Civics 101 – The Race for Austin City Council’s District 10

Civics 101 – The Race for Austin City Council’s District 10

District 10 Mural - Deep Eddy

What's Inside...

*Please note – since no single candidate in District 10 received more than 50 percent of the vote in the general election, the District 10 City Council race is headed toward a runoff election on December 13th. Incumbent City Council Member Sheri Gallo will face off against Alison Alter. In the general election, Gallo received 48.23 percent of the vote and Alter received 35.52 percent of the vote.*

Choosing your City Council member is a big deal. This is the person who will represent you in City Hall for the next four years. They’ll make policies that will influence the city’s transportation infrastructure, affordability, environment, and your own neighborhood. That’s why it’s important to pay attention to who is actually running and what their plans are for Austin.

But, following along with local City Council races can be hard. They often don’t receive a lot of news coverage and it can be difficult to learn anything more about a candidate than what his or her yard sign looks like.

We’re trying to change that.

Here at the Austin EcoNetwork, we are taking our Civics 101 series to the next level this election season. (For those who aren’t familiar, Civics 101 is designed to teach Austinites how their local government works and to empower a new generation of citizens to get involved.) Throughout the month of October we will be publishing voter guides focusing on each of the five City Council districts that are currently up for election.

Today’s post focuses on District 10, which is located in northwest Austin. (If you don’t know which City Council district you live in, you can look it up here).

City Council District Map

This is the map of all 10 City Council districts in Austin. District 10 is located in the northwest part of the city.

The problem>
Decide whether each statement below agrees with the Civics 101 post on District 10, answering yes or no and quoting the words from the post that settle it. (a) Alison Alter won more than half of the vote in the general election. (b) The District 10 runoff election is set for December 13th. (c) A City Council member represents residents in City Hall for the next four years.

Data shown>
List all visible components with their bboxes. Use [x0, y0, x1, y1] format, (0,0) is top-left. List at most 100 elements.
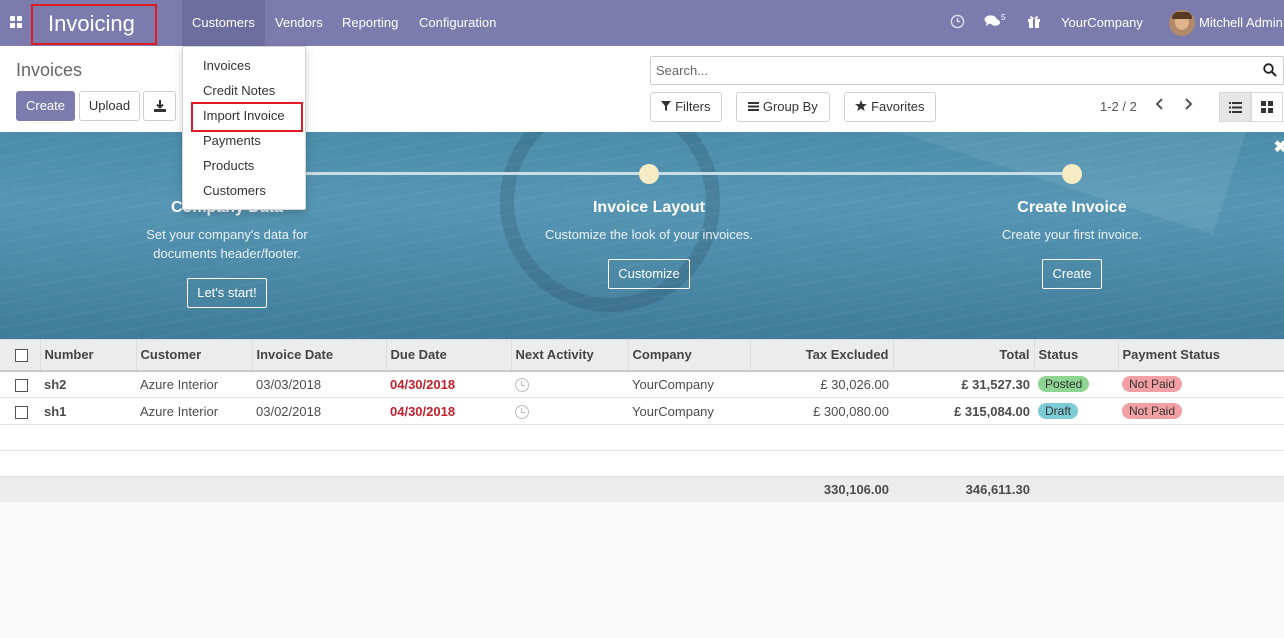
column-next-activity[interactable]: Next Activity: [510, 339, 628, 371]
dropdown-item-products[interactable]: Products: [203, 158, 254, 173]
favorites-label: Favorites: [871, 99, 925, 114]
step-description: Customize the look of your invoices.: [544, 227, 754, 242]
list-view-icon: [1228, 101, 1242, 113]
payment-status-badge: Not Paid: [1122, 376, 1183, 393]
total-amount: 346,611.30: [965, 481, 1030, 497]
step-description-2: documents header/footer.: [153, 246, 301, 261]
menu-customers[interactable]: Customers: [182, 0, 265, 46]
activity-clock-icon[interactable]: [950, 14, 965, 29]
cell-number: sh1: [44, 403, 67, 419]
apps-menu-icon[interactable]: [10, 16, 22, 28]
cell-tax-excluded: £ 300,080.00: [813, 403, 889, 419]
row-checkbox[interactable]: [15, 405, 28, 419]
column-tax-excluded[interactable]: Tax Excluded: [749, 339, 893, 371]
search-box: [650, 56, 1284, 85]
pager-next-icon[interactable]: [1183, 98, 1193, 110]
step-title: Create Invoice: [1017, 199, 1127, 216]
dropdown-item-credit-notes[interactable]: Credit Notes: [203, 83, 275, 98]
group-by-label: Group By: [762, 99, 818, 114]
column-total[interactable]: Total: [892, 339, 1034, 371]
activity-clock-icon[interactable]: [515, 404, 529, 419]
cell-company: YourCompany: [632, 403, 714, 419]
pager-value[interactable]: 1-2 / 2: [1100, 99, 1137, 114]
star-icon: [855, 100, 868, 111]
step-company-data: Company Data Set your company's data for…: [77, 199, 377, 308]
filter-icon: [661, 101, 672, 111]
step-dot-invoice-layout: [639, 164, 659, 184]
pager-previous-icon[interactable]: [1155, 98, 1165, 110]
kanban-view-button[interactable]: [1251, 92, 1283, 122]
dropdown-item-invoices[interactable]: Invoices: [203, 58, 251, 73]
row-checkbox[interactable]: [15, 378, 28, 392]
kanban-view-icon: [1261, 101, 1273, 113]
table-row[interactable]: sh1 Azure Interior 03/02/2018 04/30/2018…: [0, 397, 1284, 425]
upload-button[interactable]: Upload: [79, 91, 140, 121]
download-button[interactable]: [143, 91, 176, 121]
step-dot-create-invoice: [1062, 164, 1082, 184]
menu-vendors[interactable]: Vendors: [265, 0, 333, 46]
filters-button[interactable]: Filters: [650, 92, 722, 122]
group-by-button[interactable]: Group By: [736, 92, 830, 122]
invoice-table: Number Customer Invoice Date Due Date Ne…: [0, 339, 1284, 502]
cell-customer: Azure Interior: [140, 403, 219, 419]
cell-invoice-date: 03/02/2018: [256, 403, 322, 419]
step-description: Create your first invoice.: [1001, 227, 1143, 242]
cell-number: sh2: [44, 376, 67, 392]
menu-configuration[interactable]: Configuration: [409, 0, 506, 46]
download-icon: [153, 100, 166, 112]
status-badge: Draft: [1038, 403, 1079, 419]
messages-count-badge: 5: [1001, 13, 1006, 22]
app-title[interactable]: Invoicing: [31, 4, 157, 45]
top-navbar: Invoicing Customers Vendors Reporting Co…: [0, 0, 1284, 46]
user-avatar[interactable]: [1169, 10, 1195, 36]
search-input[interactable]: [651, 57, 1241, 84]
column-due-date[interactable]: Due Date: [385, 339, 511, 371]
menu-reporting[interactable]: Reporting: [332, 0, 408, 46]
lets-start-button[interactable]: Let's start!: [187, 278, 267, 308]
column-invoice-date[interactable]: Invoice Date: [251, 339, 386, 371]
column-customer[interactable]: Customer: [135, 339, 252, 371]
gift-icon[interactable]: [1027, 14, 1041, 28]
column-status[interactable]: Status: [1033, 339, 1118, 371]
dropdown-item-customers[interactable]: Customers: [203, 183, 266, 198]
customize-button[interactable]: Customize: [608, 259, 690, 289]
customers-dropdown-menu: Invoices Credit Notes Import Invoice Pay…: [182, 46, 306, 210]
status-badge: Posted: [1038, 376, 1090, 393]
list-view-button[interactable]: [1219, 92, 1251, 122]
activity-clock-icon[interactable]: [515, 378, 529, 393]
breadcrumb: Invoices: [16, 60, 83, 80]
cell-company: YourCompany: [632, 376, 714, 392]
empty-row: [0, 424, 1284, 451]
step-invoice-layout: Invoice Layout Customize the look of you…: [499, 199, 799, 289]
select-all-checkbox[interactable]: [15, 349, 28, 363]
cell-invoice-date: 03/03/2018: [256, 376, 322, 392]
user-menu[interactable]: Mitchell Admin: [1199, 0, 1283, 46]
search-icon[interactable]: [1263, 63, 1277, 77]
cell-due-date: 04/30/2018: [390, 403, 456, 419]
column-company[interactable]: Company: [627, 339, 750, 371]
group-by-icon: [748, 102, 760, 111]
filters-label: Filters: [675, 99, 711, 114]
cell-total: £ 31,527.30: [961, 376, 1030, 392]
dropdown-item-import-invoice[interactable]: Import Invoice: [203, 108, 285, 123]
cell-tax-excluded: £ 30,026.00: [820, 376, 889, 392]
company-switcher[interactable]: YourCompany: [1061, 0, 1143, 46]
table-row[interactable]: sh2 Azure Interior 03/03/2018 04/30/2018…: [0, 370, 1284, 398]
cell-customer: Azure Interior: [140, 376, 219, 392]
create-invoice-button[interactable]: Create: [1042, 259, 1102, 289]
step-create-invoice: Create Invoice Create your first invoice…: [922, 199, 1222, 289]
column-number[interactable]: Number: [39, 339, 136, 371]
create-button[interactable]: Create: [16, 91, 75, 121]
messages-icon[interactable]: [984, 14, 1001, 29]
favorites-button[interactable]: Favorites: [844, 92, 936, 122]
empty-row: [0, 450, 1284, 477]
cell-total: £ 315,084.00: [954, 403, 1030, 419]
totals-row: 330,106.00 346,611.30: [0, 476, 1284, 502]
table-header-row: Number Customer Invoice Date Due Date Ne…: [0, 339, 1284, 371]
payment-status-badge: Not Paid: [1122, 403, 1183, 419]
dropdown-item-payments[interactable]: Payments: [203, 133, 261, 148]
step-description: Set your company's data for: [146, 227, 308, 242]
close-icon[interactable]: ✖: [1274, 137, 1284, 157]
column-payment-status[interactable]: Payment Status: [1117, 339, 1284, 371]
step-title: Invoice Layout: [592, 199, 706, 216]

Worked answer>
(a) No: "Alter received 35.52 percent of the vote."
(b) Yes: "the District 10 City Council race is headed toward a runoff election on December 13th."
(c) Yes: "This is the person who will represent you in City Hall for the next four years."